Restate each line of the listing exactly, without carrying over any pictures.

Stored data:
● ● ● ● ●

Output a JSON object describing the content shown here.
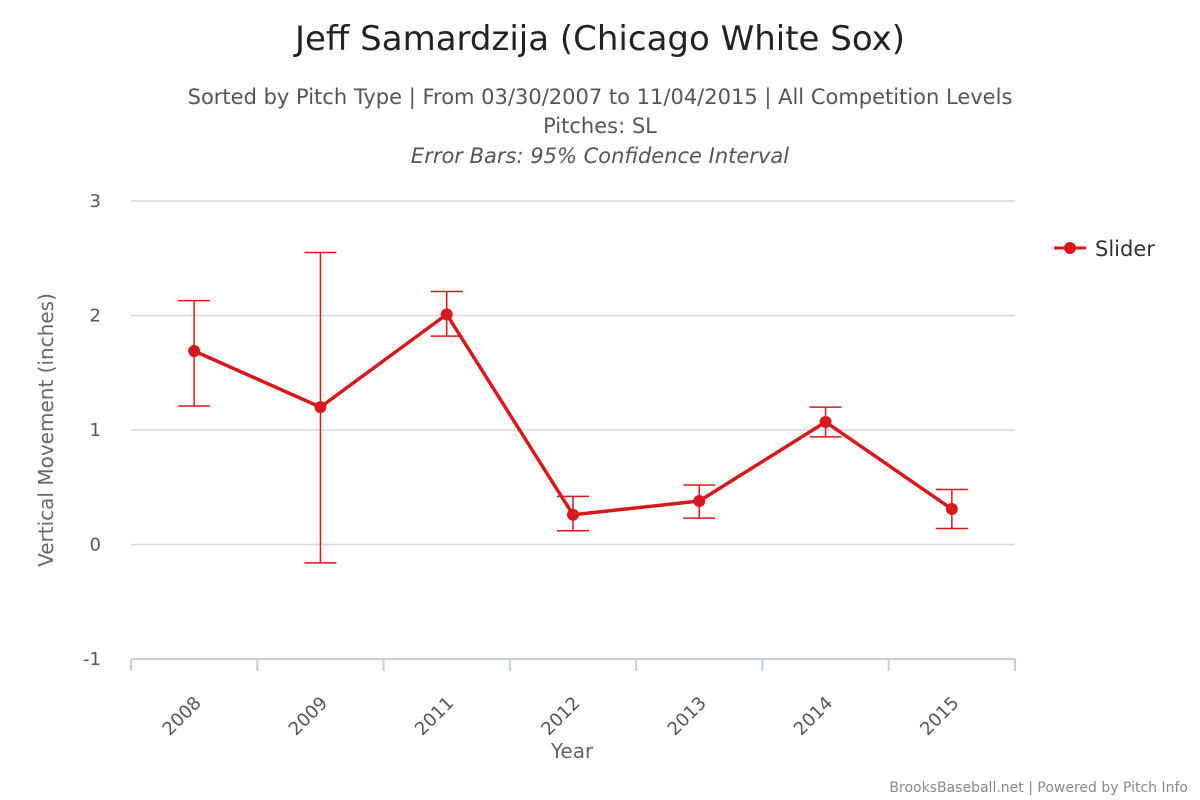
{
  "chart_data": {
    "type": "line",
    "title": "Jeff Samardzija (Chicago White Sox)",
    "subtitle": "Sorted by Pitch Type | From 03/30/2007 to 11/04/2015 | All Competition Levels",
    "subtitle2": "Pitches: SL",
    "subtitle3": "Error Bars: 95% Confidence Interval",
    "xlabel": "Year",
    "ylabel": "Vertical Movement (inches)",
    "categories": [
      "2008",
      "2009",
      "2011",
      "2012",
      "2013",
      "2014",
      "2015"
    ],
    "ylim": [
      -1,
      3
    ],
    "yticks": [
      "3",
      "2",
      "1",
      "0",
      "-1"
    ],
    "grid": true,
    "legend_position": "right",
    "series": [
      {
        "name": "Slider",
        "color": "#d7191c",
        "values": [
          1.69,
          1.2,
          2.01,
          0.26,
          0.38,
          1.07,
          0.31
        ],
        "error_low": [
          1.21,
          -0.16,
          1.82,
          0.12,
          0.23,
          0.94,
          0.14
        ],
        "error_high": [
          2.13,
          2.55,
          2.21,
          0.42,
          0.52,
          1.2,
          0.48
        ]
      }
    ],
    "credit": "BrooksBaseball.net | Powered by Pitch Info"
  }
}
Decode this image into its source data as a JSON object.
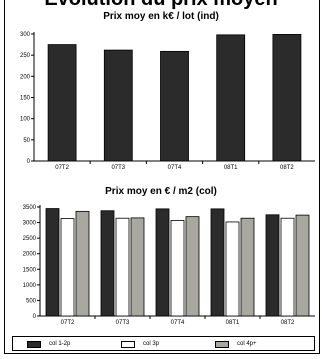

● ● ● ● ●

* Reply to the task
Output a JSON object describing the content shown here.
{
  "chart_data": {
    "type": "line",
    "title": "Jeff Samardzija (Chicago White Sox)",
    "subtitle": "Sorted by Pitch Type | From 03/30/2007 to 11/04/2015 | All Competition Levels",
    "subtitle2": "Pitches: SL",
    "subtitle3": "Error Bars: 95% Confidence Interval",
    "xlabel": "Year",
    "ylabel": "Vertical Movement (inches)",
    "categories": [
      "2008",
      "2009",
      "2011",
      "2012",
      "2013",
      "2014",
      "2015"
    ],
    "ylim": [
      -1,
      3
    ],
    "yticks": [
      "3",
      "2",
      "1",
      "0",
      "-1"
    ],
    "grid": true,
    "legend_position": "right",
    "series": [
      {
        "name": "Slider",
        "color": "#d7191c",
        "values": [
          1.69,
          1.2,
          2.01,
          0.26,
          0.38,
          1.07,
          0.31
        ],
        "error_low": [
          1.21,
          -0.16,
          1.82,
          0.12,
          0.23,
          0.94,
          0.14
        ],
        "error_high": [
          2.13,
          2.55,
          2.21,
          0.42,
          0.52,
          1.2,
          0.48
        ]
      }
    ],
    "credit": "BrooksBaseball.net | Powered by Pitch Info"
  }
}
Decode this image into its source data as a JSON object.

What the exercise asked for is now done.